# Start of SUPPLIED MATERIAL

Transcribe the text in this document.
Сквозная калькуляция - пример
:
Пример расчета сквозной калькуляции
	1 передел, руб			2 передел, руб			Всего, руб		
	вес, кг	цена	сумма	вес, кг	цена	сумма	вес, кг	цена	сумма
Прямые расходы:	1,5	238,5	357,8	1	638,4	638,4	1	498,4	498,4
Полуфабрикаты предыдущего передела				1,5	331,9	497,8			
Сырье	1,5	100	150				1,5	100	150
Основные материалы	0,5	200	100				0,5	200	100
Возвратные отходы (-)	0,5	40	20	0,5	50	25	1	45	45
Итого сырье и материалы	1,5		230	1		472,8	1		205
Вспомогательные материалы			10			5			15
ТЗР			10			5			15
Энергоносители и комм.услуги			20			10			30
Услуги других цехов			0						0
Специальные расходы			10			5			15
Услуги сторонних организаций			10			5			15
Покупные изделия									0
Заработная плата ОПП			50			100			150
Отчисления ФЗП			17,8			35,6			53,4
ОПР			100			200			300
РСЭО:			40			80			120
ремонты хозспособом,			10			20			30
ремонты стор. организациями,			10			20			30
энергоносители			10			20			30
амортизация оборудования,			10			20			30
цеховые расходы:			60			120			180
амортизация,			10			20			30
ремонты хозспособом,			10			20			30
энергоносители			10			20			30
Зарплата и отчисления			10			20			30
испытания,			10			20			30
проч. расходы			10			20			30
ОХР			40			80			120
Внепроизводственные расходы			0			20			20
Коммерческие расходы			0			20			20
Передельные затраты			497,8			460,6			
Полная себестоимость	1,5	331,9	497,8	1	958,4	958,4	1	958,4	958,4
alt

# End of SUPPLIED MATERIAL
# Start of SUPPLIED MATERIAL

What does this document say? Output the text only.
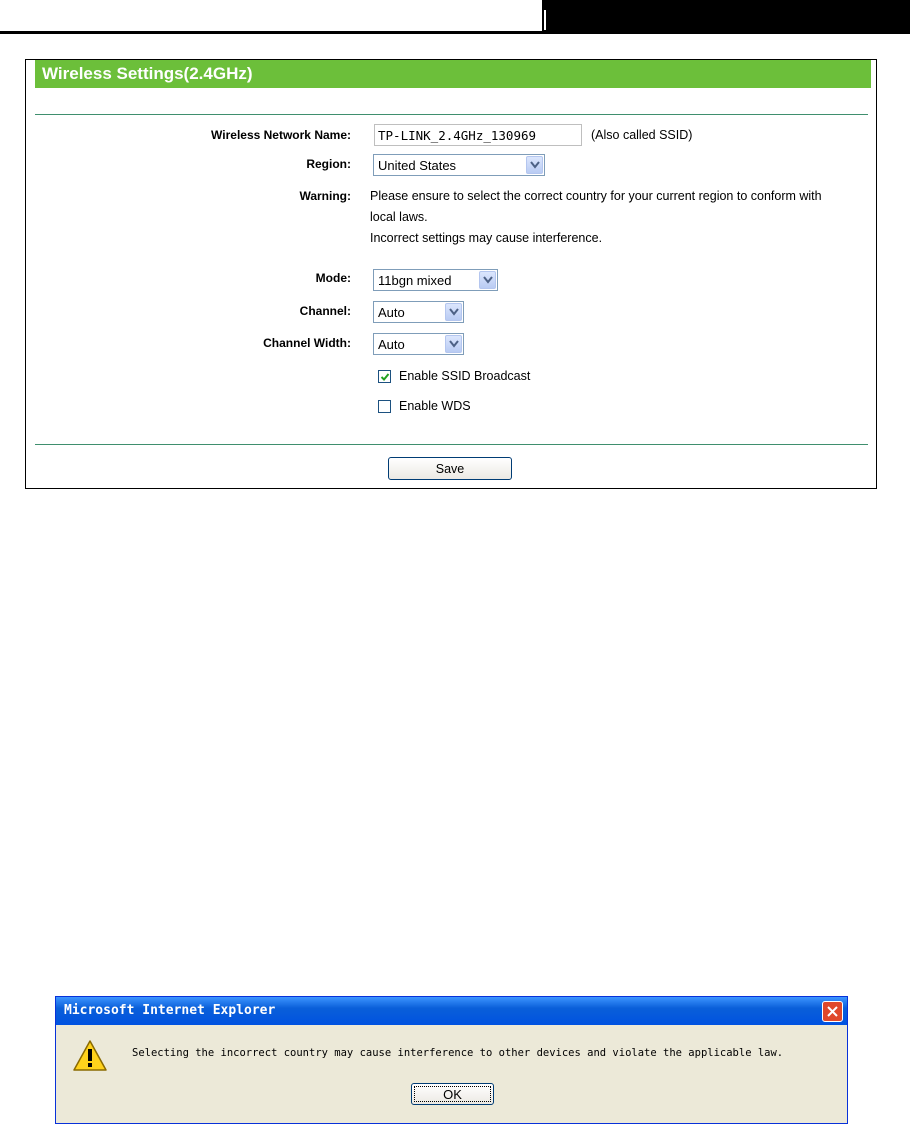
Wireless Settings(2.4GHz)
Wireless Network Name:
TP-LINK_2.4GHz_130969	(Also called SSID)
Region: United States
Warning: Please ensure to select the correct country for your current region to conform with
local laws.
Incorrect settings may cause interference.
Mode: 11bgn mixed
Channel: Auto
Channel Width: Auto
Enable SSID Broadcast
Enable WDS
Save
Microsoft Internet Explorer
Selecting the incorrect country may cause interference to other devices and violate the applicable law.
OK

# End of SUPPLIED MATERIAL

Count how many lines above contain the word "interference". Reply with the number alone.

CORRECT RESULT ▸ 2